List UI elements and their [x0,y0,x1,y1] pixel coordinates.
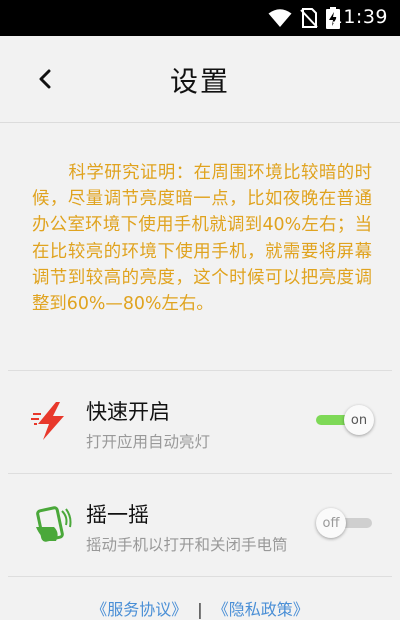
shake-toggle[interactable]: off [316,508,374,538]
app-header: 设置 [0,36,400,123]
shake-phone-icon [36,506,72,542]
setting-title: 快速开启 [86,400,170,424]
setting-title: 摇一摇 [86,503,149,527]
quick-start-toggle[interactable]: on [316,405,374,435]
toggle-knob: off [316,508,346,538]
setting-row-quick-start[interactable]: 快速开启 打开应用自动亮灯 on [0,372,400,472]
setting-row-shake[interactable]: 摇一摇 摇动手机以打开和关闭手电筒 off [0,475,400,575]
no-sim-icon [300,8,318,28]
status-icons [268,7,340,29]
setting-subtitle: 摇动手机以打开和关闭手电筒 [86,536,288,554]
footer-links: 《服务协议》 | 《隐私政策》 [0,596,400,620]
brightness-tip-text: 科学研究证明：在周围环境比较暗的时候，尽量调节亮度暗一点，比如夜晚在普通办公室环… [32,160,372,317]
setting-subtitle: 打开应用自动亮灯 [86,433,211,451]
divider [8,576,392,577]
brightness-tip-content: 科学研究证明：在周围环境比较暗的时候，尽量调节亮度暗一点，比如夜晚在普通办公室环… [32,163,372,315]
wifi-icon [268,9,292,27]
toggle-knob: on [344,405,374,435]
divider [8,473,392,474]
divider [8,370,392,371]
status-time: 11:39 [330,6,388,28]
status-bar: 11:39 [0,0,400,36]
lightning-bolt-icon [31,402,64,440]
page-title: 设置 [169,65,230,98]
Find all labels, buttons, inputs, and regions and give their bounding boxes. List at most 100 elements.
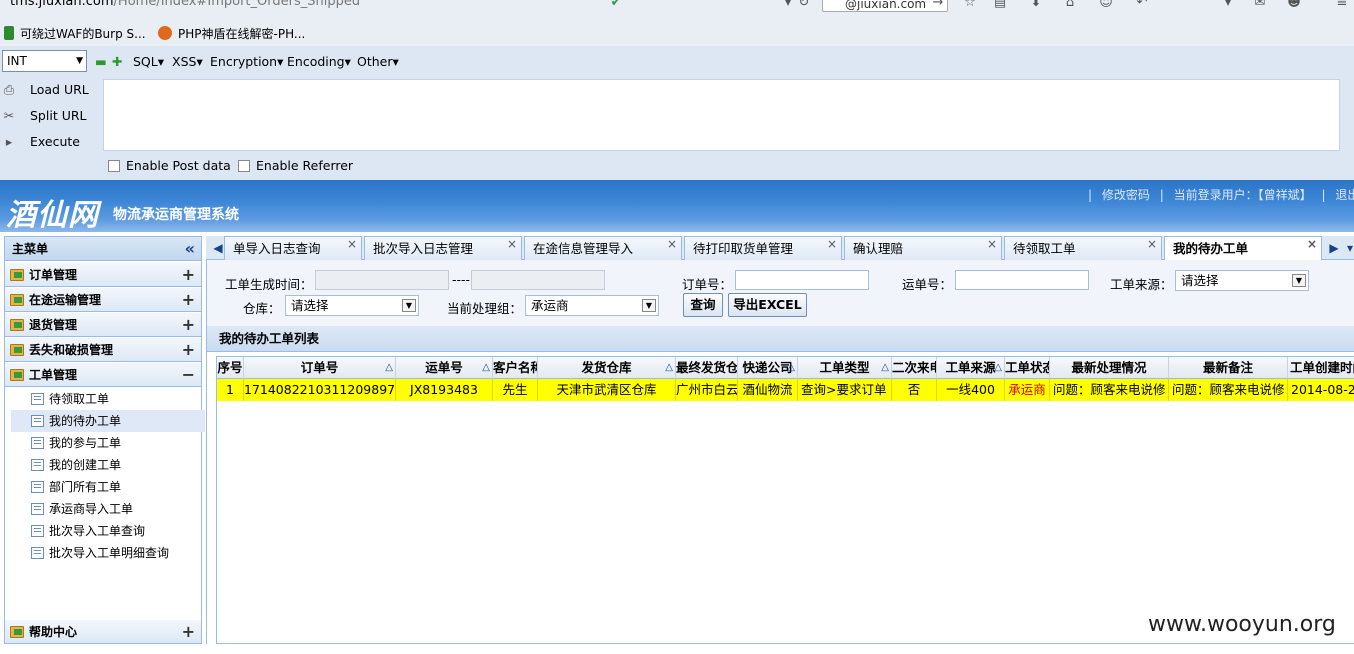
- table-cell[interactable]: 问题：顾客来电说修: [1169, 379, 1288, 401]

### Task to complete
Rewrite the data from the line with "shake-toggle[interactable]: off [316,508,374,538]" to the line with "quick-start-toggle[interactable]: on [316,405,374,435]" as a Markdown table with the columns Row and Text. Number each line in Row, put the line itself in Text, and skip any blank lines.

### Result for this task
| Row | Text |
|---|---|
| 1 | shake-toggle[interactable]: off [316,508,374,538] |
| 2 | app-header: 设置 [0,36,400,123] |
| 3 | shake-phone-icon [36,506,72,542] |
| 4 | setting-title: 快速开启 [86,400,170,424] |
| 5 | setting-title: 摇一摇 [86,503,149,527] |
| 6 | quick-start-toggle[interactable]: on [316,405,374,435] |